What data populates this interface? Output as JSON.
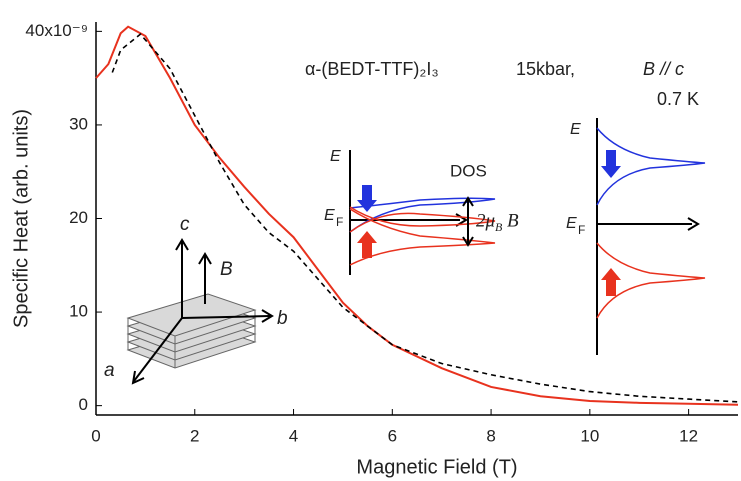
{
  "chart_data": {
    "type": "line",
    "x_label": "Magnetic Field (T)",
    "y_label": "Specific Heat (arb. units)",
    "xlim": [
      0,
      13
    ],
    "xticks": [
      0,
      2,
      4,
      6,
      8,
      10,
      12
    ],
    "ylim": [
      -1,
      41
    ],
    "yticks": [
      0,
      10,
      20,
      30,
      {
        "value": 40,
        "label": "40x10⁻⁹"
      }
    ],
    "series": [
      {
        "color": "#e8321e",
        "style": "solid",
        "x": [
          0,
          0.25,
          0.5,
          0.65,
          1,
          1.5,
          2,
          2.5,
          3,
          3.5,
          4,
          4.5,
          5,
          5.5,
          6,
          7,
          8,
          9,
          10,
          11,
          12,
          13
        ],
        "values": [
          35,
          36.5,
          39.8,
          40.5,
          39.5,
          35,
          30,
          26.5,
          23.4,
          20.5,
          18,
          14.5,
          11,
          8.5,
          6.5,
          4,
          2,
          1,
          0.5,
          0.3,
          0.2,
          0.1
        ]
      },
      {
        "color": "#000000",
        "style": "dashed",
        "x": [
          0.33,
          0.5,
          0.9,
          1.5,
          2,
          2.5,
          3,
          3.5,
          4,
          4.5,
          5,
          6,
          7,
          8,
          9,
          10,
          11,
          12,
          13
        ],
        "values": [
          35.6,
          38,
          39.7,
          36,
          31,
          26,
          21.5,
          18.5,
          16.5,
          13.5,
          10.5,
          6.5,
          4.5,
          3.3,
          2.3,
          1.5,
          1,
          0.7,
          0.4
        ]
      }
    ],
    "annotations": [
      "α-(BEDT-TTF)₂I₃",
      "15kbar,",
      "B // c",
      "0.7 K",
      "E",
      "E",
      "F",
      "DOS",
      "2μ",
      "B",
      "B",
      "E",
      "E",
      "F",
      "c",
      "B",
      "b",
      "a"
    ]
  }
}
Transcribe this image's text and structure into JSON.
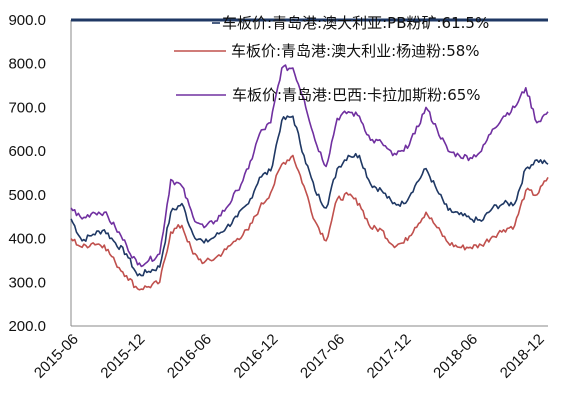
{
  "chart_data": {
    "type": "line",
    "title": "",
    "xlabel": "",
    "ylabel": "",
    "ylim": [
      200,
      900
    ],
    "yticks": [
      "900.0",
      "800.0",
      "700.0",
      "600.0",
      "500.0",
      "400.0",
      "300.0",
      "200.0"
    ],
    "xticks": [
      "2015-06",
      "2015-12",
      "2016-06",
      "2016-12",
      "2017-06",
      "2017-12",
      "2018-06",
      "2018-12"
    ],
    "grid": false,
    "legend_position": "top-right",
    "x_dates": [
      "2015-06",
      "2015-07",
      "2015-08",
      "2015-09",
      "2015-10",
      "2015-11",
      "2015-12",
      "2016-01",
      "2016-02",
      "2016-03",
      "2016-04",
      "2016-05",
      "2016-06",
      "2016-07",
      "2016-08",
      "2016-09",
      "2016-10",
      "2016-11",
      "2016-12",
      "2017-01",
      "2017-02",
      "2017-03",
      "2017-04",
      "2017-05",
      "2017-06",
      "2017-07",
      "2017-08",
      "2017-09",
      "2017-10",
      "2017-11",
      "2017-12",
      "2018-01",
      "2018-02",
      "2018-03",
      "2018-04",
      "2018-05",
      "2018-06",
      "2018-07",
      "2018-08",
      "2018-09",
      "2018-10",
      "2018-11",
      "2018-12",
      "2019-01"
    ],
    "series": [
      {
        "name": "车板价:青岛港:澳大利亚:PB粉矿:61.5%",
        "color": "#1f3864",
        "values": [
          445,
          395,
          410,
          420,
          390,
          365,
          315,
          325,
          335,
          460,
          480,
          410,
          390,
          405,
          425,
          450,
          480,
          540,
          555,
          670,
          680,
          590,
          510,
          470,
          560,
          590,
          590,
          525,
          510,
          480,
          480,
          520,
          560,
          510,
          465,
          455,
          445,
          440,
          470,
          480,
          480,
          560,
          580,
          570
        ]
      },
      {
        "name": "车板价:青岛港:澳大利业:杨迪粉:58%",
        "color": "#c0504d",
        "values": [
          400,
          380,
          390,
          385,
          345,
          315,
          285,
          290,
          300,
          415,
          430,
          365,
          345,
          355,
          375,
          400,
          420,
          470,
          505,
          570,
          590,
          520,
          440,
          395,
          490,
          500,
          480,
          425,
          420,
          385,
          390,
          425,
          460,
          425,
          390,
          380,
          380,
          385,
          405,
          420,
          430,
          510,
          500,
          540
        ]
      },
      {
        "name": "车板价:青岛港:巴西:卡拉加斯粉:65%",
        "color": "#7030a0",
        "values": [
          470,
          445,
          460,
          460,
          425,
          385,
          340,
          350,
          365,
          535,
          520,
          450,
          425,
          440,
          470,
          510,
          560,
          640,
          665,
          790,
          790,
          720,
          625,
          565,
          675,
          690,
          680,
          625,
          620,
          590,
          600,
          640,
          700,
          650,
          600,
          590,
          585,
          600,
          650,
          680,
          700,
          745,
          665,
          690
        ]
      }
    ]
  }
}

_GIVEN PROBLEM_: Omit every picture, then repeat the remaining data exactly as it appears above.

_RESULT OF THE TASK_:
What data populates this interface? Output as JSON.
{
  "chart_data": {
    "type": "line",
    "x_label": "Magnetic Field (T)",
    "y_label": "Specific Heat (arb. units)",
    "xlim": [
      0,
      13
    ],
    "xticks": [
      0,
      2,
      4,
      6,
      8,
      10,
      12
    ],
    "ylim": [
      -1,
      41
    ],
    "yticks": [
      0,
      10,
      20,
      30,
      {
        "value": 40,
        "label": "40x10⁻⁹"
      }
    ],
    "series": [
      {
        "color": "#e8321e",
        "style": "solid",
        "x": [
          0,
          0.25,
          0.5,
          0.65,
          1,
          1.5,
          2,
          2.5,
          3,
          3.5,
          4,
          4.5,
          5,
          5.5,
          6,
          7,
          8,
          9,
          10,
          11,
          12,
          13
        ],
        "values": [
          35,
          36.5,
          39.8,
          40.5,
          39.5,
          35,
          30,
          26.5,
          23.4,
          20.5,
          18,
          14.5,
          11,
          8.5,
          6.5,
          4,
          2,
          1,
          0.5,
          0.3,
          0.2,
          0.1
        ]
      },
      {
        "color": "#000000",
        "style": "dashed",
        "x": [
          0.33,
          0.5,
          0.9,
          1.5,
          2,
          2.5,
          3,
          3.5,
          4,
          4.5,
          5,
          6,
          7,
          8,
          9,
          10,
          11,
          12,
          13
        ],
        "values": [
          35.6,
          38,
          39.7,
          36,
          31,
          26,
          21.5,
          18.5,
          16.5,
          13.5,
          10.5,
          6.5,
          4.5,
          3.3,
          2.3,
          1.5,
          1,
          0.7,
          0.4
        ]
      }
    ],
    "annotations": [
      "α-(BEDT-TTF)₂I₃",
      "15kbar,",
      "B // c",
      "0.7 K",
      "E",
      "E",
      "F",
      "DOS",
      "2μ",
      "B",
      "B",
      "E",
      "E",
      "F",
      "c",
      "B",
      "b",
      "a"
    ]
  }
}
Transcribe this image's text and structure into JSON.
{
  "chart_data": {
    "type": "line",
    "title": "",
    "xlabel": "",
    "ylabel": "",
    "ylim": [
      200,
      900
    ],
    "yticks": [
      "900.0",
      "800.0",
      "700.0",
      "600.0",
      "500.0",
      "400.0",
      "300.0",
      "200.0"
    ],
    "xticks": [
      "2015-06",
      "2015-12",
      "2016-06",
      "2016-12",
      "2017-06",
      "2017-12",
      "2018-06",
      "2018-12"
    ],
    "grid": false,
    "legend_position": "top-right",
    "x_dates": [
      "2015-06",
      "2015-07",
      "2015-08",
      "2015-09",
      "2015-10",
      "2015-11",
      "2015-12",
      "2016-01",
      "2016-02",
      "2016-03",
      "2016-04",
      "2016-05",
      "2016-06",
      "2016-07",
      "2016-08",
      "2016-09",
      "2016-10",
      "2016-11",
      "2016-12",
      "2017-01",
      "2017-02",
      "2017-03",
      "2017-04",
      "2017-05",
      "2017-06",
      "2017-07",
      "2017-08",
      "2017-09",
      "2017-10",
      "2017-11",
      "2017-12",
      "2018-01",
      "2018-02",
      "2018-03",
      "2018-04",
      "2018-05",
      "2018-06",
      "2018-07",
      "2018-08",
      "2018-09",
      "2018-10",
      "2018-11",
      "2018-12",
      "2019-01"
    ],
    "series": [
      {
        "name": "车板价:青岛港:澳大利亚:PB粉矿:61.5%",
        "color": "#1f3864",
        "values": [
          445,
          395,
          410,
          420,
          390,
          365,
          315,
          325,
          335,
          460,
          480,
          410,
          390,
          405,
          425,
          450,
          480,
          540,
          555,
          670,
          680,
          590,
          510,
          470,
          560,
          590,
          590,
          525,
          510,
          480,
          480,
          520,
          560,
          510,
          465,
          455,
          445,
          440,
          470,
          480,
          480,
          560,
          580,
          570
        ]
      },
      {
        "name": "车板价:青岛港:澳大利业:杨迪粉:58%",
        "color": "#c0504d",
        "values": [
          400,
          380,
          390,
          385,
          345,
          315,
          285,
          290,
          300,
          415,
          430,
          365,
          345,
          355,
          375,
          400,
          420,
          470,
          505,
          570,
          590,
          520,
          440,
          395,
          490,
          500,
          480,
          425,
          420,
          385,
          390,
          425,
          460,
          425,
          390,
          380,
          380,
          385,
          405,
          420,
          430,
          510,
          500,
          540
        ]
      },
      {
        "name": "车板价:青岛港:巴西:卡拉加斯粉:65%",
        "color": "#7030a0",
        "values": [
          470,
          445,
          460,
          460,
          425,
          385,
          340,
          350,
          365,
          535,
          520,
          450,
          425,
          440,
          470,
          510,
          560,
          640,
          665,
          790,
          790,
          720,
          625,
          565,
          675,
          690,
          680,
          625,
          620,
          590,
          600,
          640,
          700,
          650,
          600,
          590,
          585,
          600,
          650,
          680,
          700,
          745,
          665,
          690
        ]
      }
    ]
  }
}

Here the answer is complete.